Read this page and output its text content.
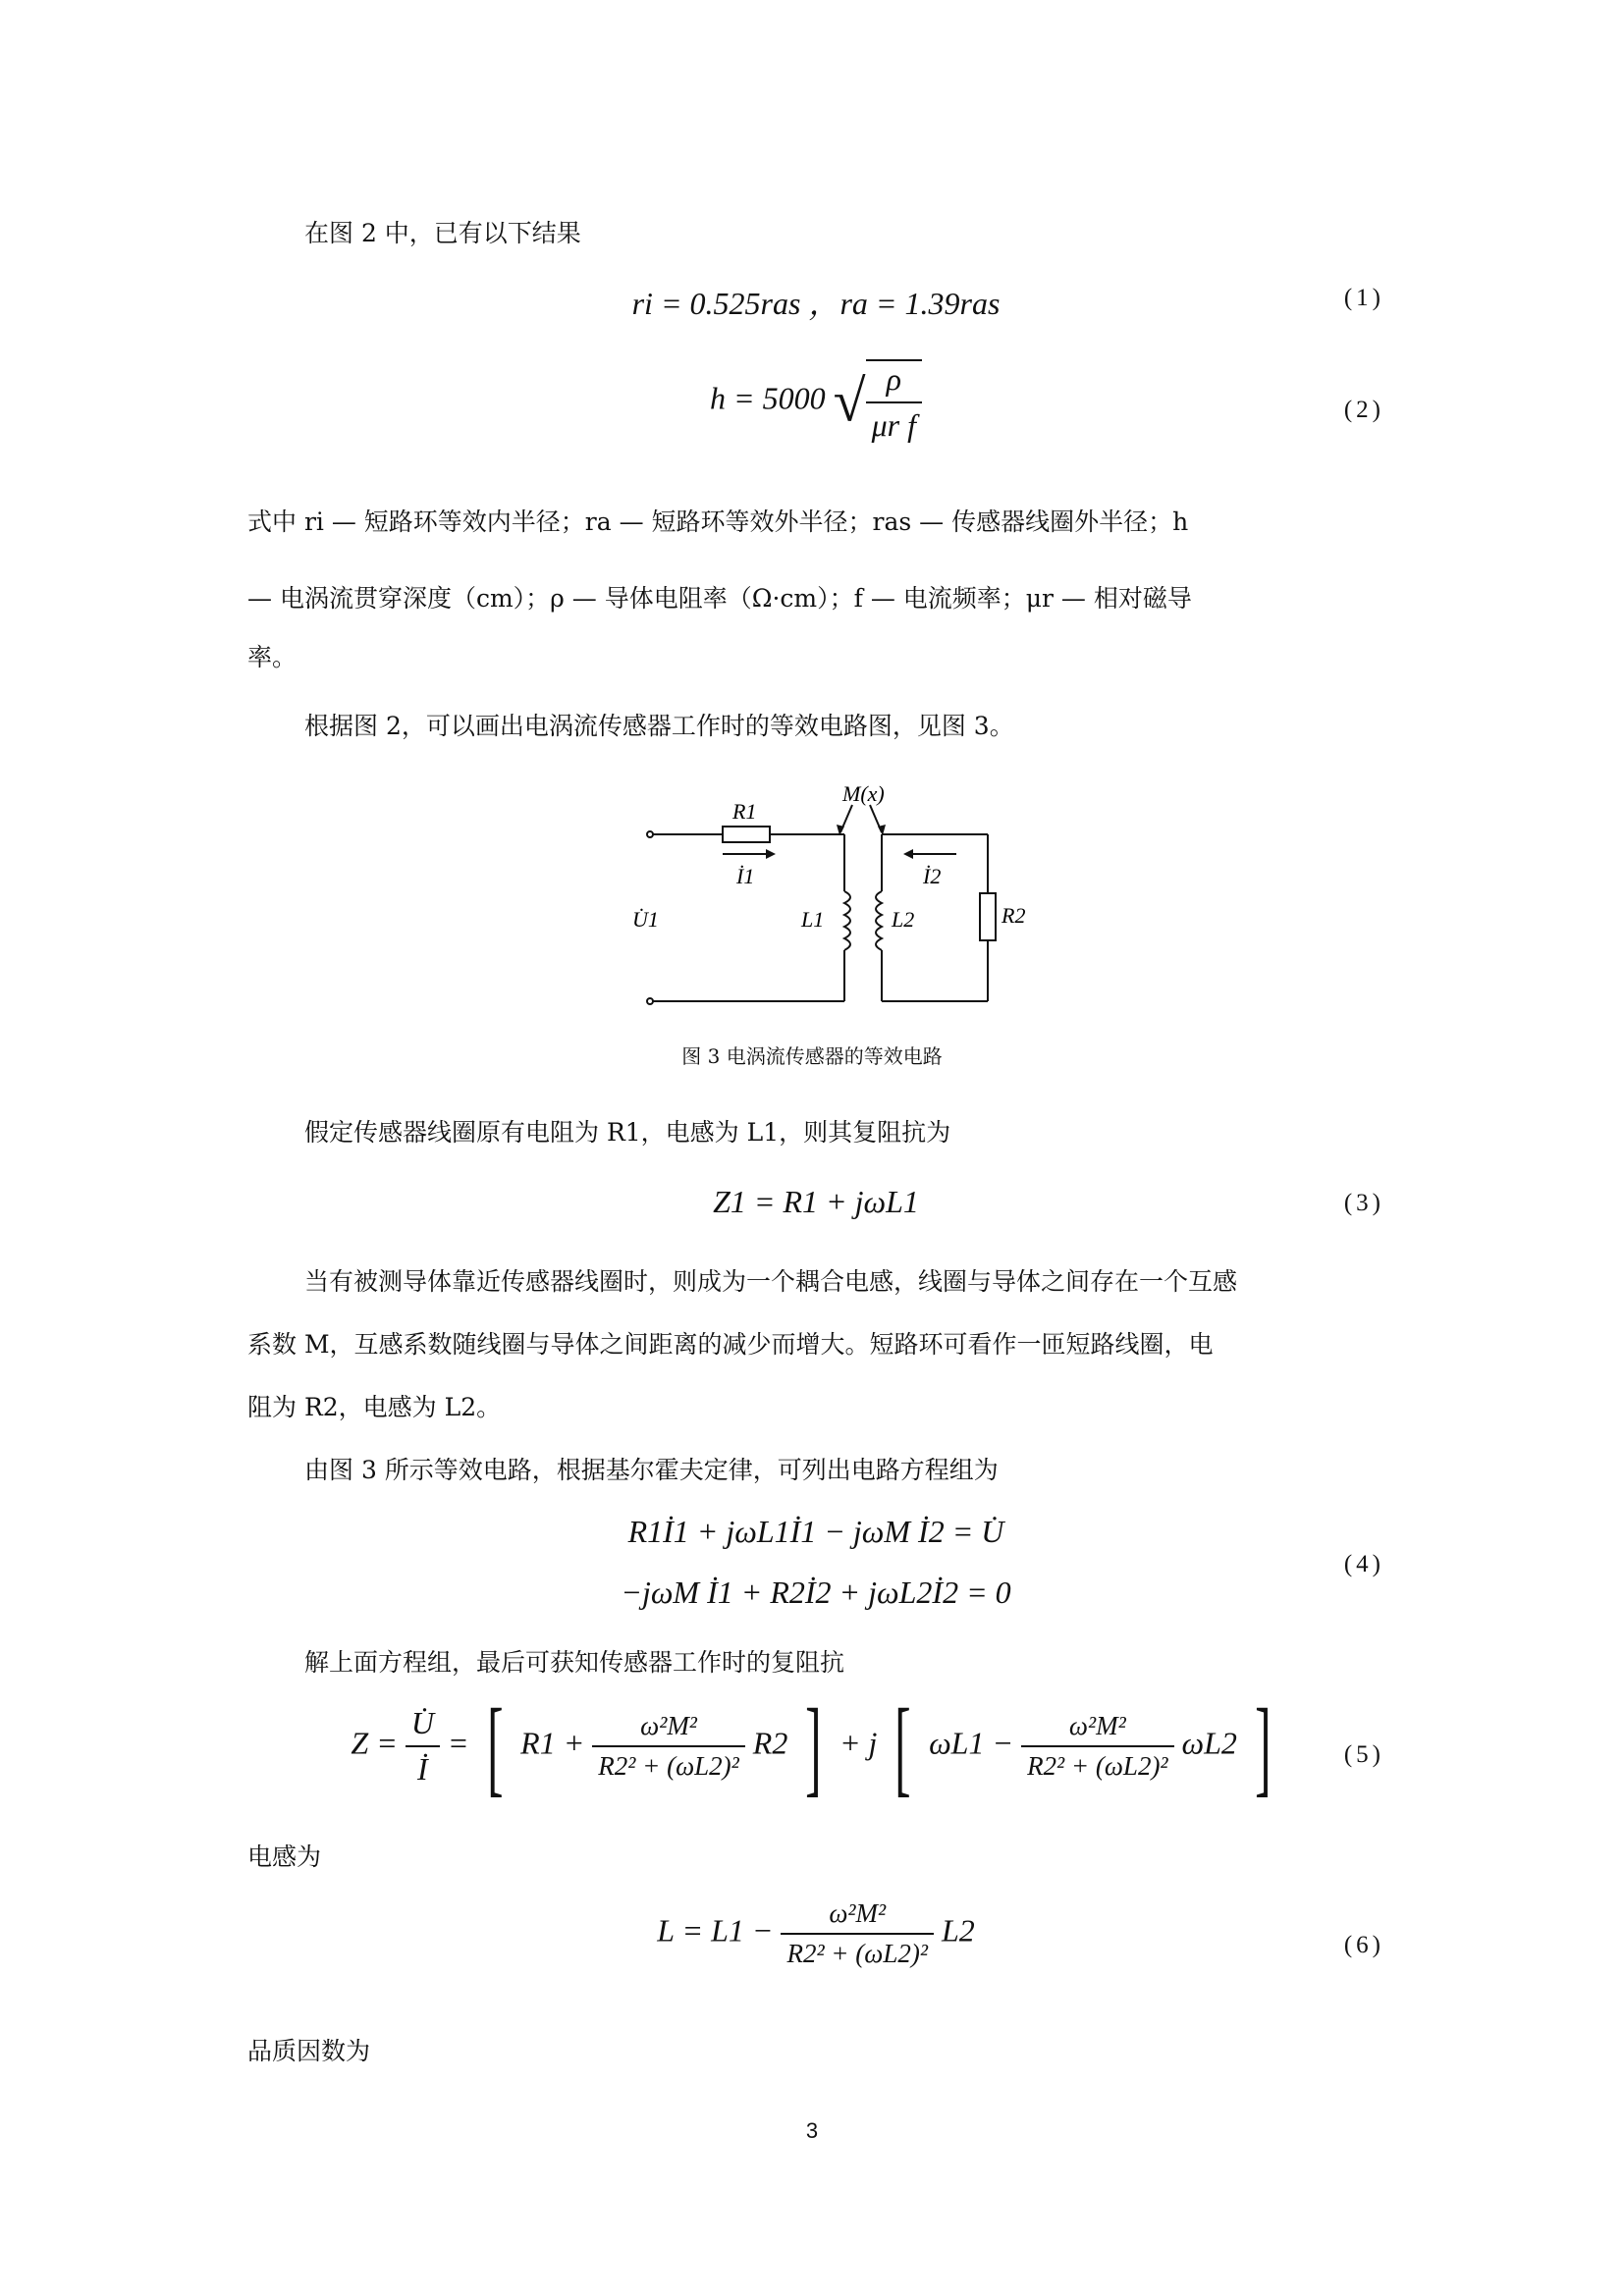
在图 2 中，已有以下结果
ri = 0.525ras ，ra = 1.39ras	(1)
h = 5000 √ $\frac{\rho}{\text{μr f}}$	(2)
式中 ri — 短路环等效内半径；ra — 短路环等效外半径；ras — 传感器线圈外半径；h
— 电涡流贯穿深度（cm）；ρ — 导体电阻率（Ω·cm）；f — 电流频率；μr — 相对磁导
率。
根据图 2，可以画出电涡流传感器工作时的等效电路图，见图 3。
M(x)
R1
İ1	İ2
U̇1	L1	L2	R2
图 3 电涡流传感器的等效电路
假定传感器线圈原有电阻为 R1，电感为 L1，则其复阻抗为
Z1 = R1 + jωL1	(3)
当有被测导体靠近传感器线圈时，则成为一个耦合电感，线圈与导体之间存在一个互感
系数 M，互感系数随线圈与导体之间距离的减少而增大。短路环可看作一匝短路线圈，电
阻为 R2，电感为 L2。
由图 3 所示等效电路，根据基尔霍夫定律，可列出电路方程组为
R1İ1 + jωL1İ1 − jωM İ2 = U̇
−jωM İ1 + R2İ2 + jωL2İ2 = 0
(4)
解上面方程组，最后可获知传感器工作时的复阻抗
$Z = \frac{U̇}{İ}$ = [ $R1 + \frac{\text{ω²M²}}{\text{R2² + (ωL2)²}} R2$ ] + j [ $\omega L1 - \frac{\text{ω²M²}}{\text{R2² + (ωL2)²}} \omega L2$ ]	(5)
电感为
$L = L1 - \frac{\text{ω²M²}}{\text{R2² + (ωL2)²}} L2$	(6)
品质因数为
3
▬▬▬▬▬▬▬▬▬▬
Only lines that contain the word "ω²M²" are wanted; copy each of them.

Solution below:
$Z = \frac{U̇}{İ}$ = [ $R1 + \frac{\text{ω²M²}}{\text{R2² + (ωL2)²}} R2$ ] + j [ $\omega L1 - \frac{\text{ω²M²}}{\text{R2² + (ωL2)²}} \omega L2$ ]	(5)
$L = L1 - \frac{\text{ω²M²}}{\text{R2² + (ωL2)²}} L2$	(6)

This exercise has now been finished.